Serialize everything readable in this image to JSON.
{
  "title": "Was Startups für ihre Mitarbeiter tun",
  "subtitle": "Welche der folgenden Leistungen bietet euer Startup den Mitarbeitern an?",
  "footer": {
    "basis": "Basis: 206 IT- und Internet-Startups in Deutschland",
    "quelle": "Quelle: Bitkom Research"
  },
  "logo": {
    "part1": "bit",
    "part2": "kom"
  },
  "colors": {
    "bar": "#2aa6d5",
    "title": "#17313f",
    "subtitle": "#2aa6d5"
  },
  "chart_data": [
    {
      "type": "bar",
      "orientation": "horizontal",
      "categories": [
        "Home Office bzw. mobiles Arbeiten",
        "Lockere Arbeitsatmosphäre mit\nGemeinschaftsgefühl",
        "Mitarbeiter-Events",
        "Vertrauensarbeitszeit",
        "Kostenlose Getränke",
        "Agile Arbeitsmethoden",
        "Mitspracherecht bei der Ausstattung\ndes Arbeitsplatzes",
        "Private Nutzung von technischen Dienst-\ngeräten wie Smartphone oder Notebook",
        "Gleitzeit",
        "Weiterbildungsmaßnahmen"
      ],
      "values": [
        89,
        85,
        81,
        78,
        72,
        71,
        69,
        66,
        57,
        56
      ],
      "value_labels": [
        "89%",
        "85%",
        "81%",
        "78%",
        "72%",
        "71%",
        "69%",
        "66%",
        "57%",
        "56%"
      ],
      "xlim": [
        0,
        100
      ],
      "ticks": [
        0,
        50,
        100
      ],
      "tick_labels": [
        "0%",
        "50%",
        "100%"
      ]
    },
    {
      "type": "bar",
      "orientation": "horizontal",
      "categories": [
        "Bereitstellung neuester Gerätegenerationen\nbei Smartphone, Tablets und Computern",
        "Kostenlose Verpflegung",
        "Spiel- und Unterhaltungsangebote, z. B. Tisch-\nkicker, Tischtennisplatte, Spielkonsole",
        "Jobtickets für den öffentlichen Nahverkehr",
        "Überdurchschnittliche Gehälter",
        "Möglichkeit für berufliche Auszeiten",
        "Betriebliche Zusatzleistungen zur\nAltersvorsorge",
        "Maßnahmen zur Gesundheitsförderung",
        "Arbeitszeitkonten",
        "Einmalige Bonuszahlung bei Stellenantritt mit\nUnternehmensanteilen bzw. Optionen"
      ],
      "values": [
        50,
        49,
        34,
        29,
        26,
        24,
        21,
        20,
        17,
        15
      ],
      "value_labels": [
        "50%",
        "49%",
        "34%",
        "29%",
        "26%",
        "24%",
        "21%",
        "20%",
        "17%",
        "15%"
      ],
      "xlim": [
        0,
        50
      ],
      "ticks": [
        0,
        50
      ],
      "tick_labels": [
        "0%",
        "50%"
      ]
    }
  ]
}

**Problem statement**
Exactly how many lines contain "Kostenlose"? State the number and nothing else.

**Task response**
2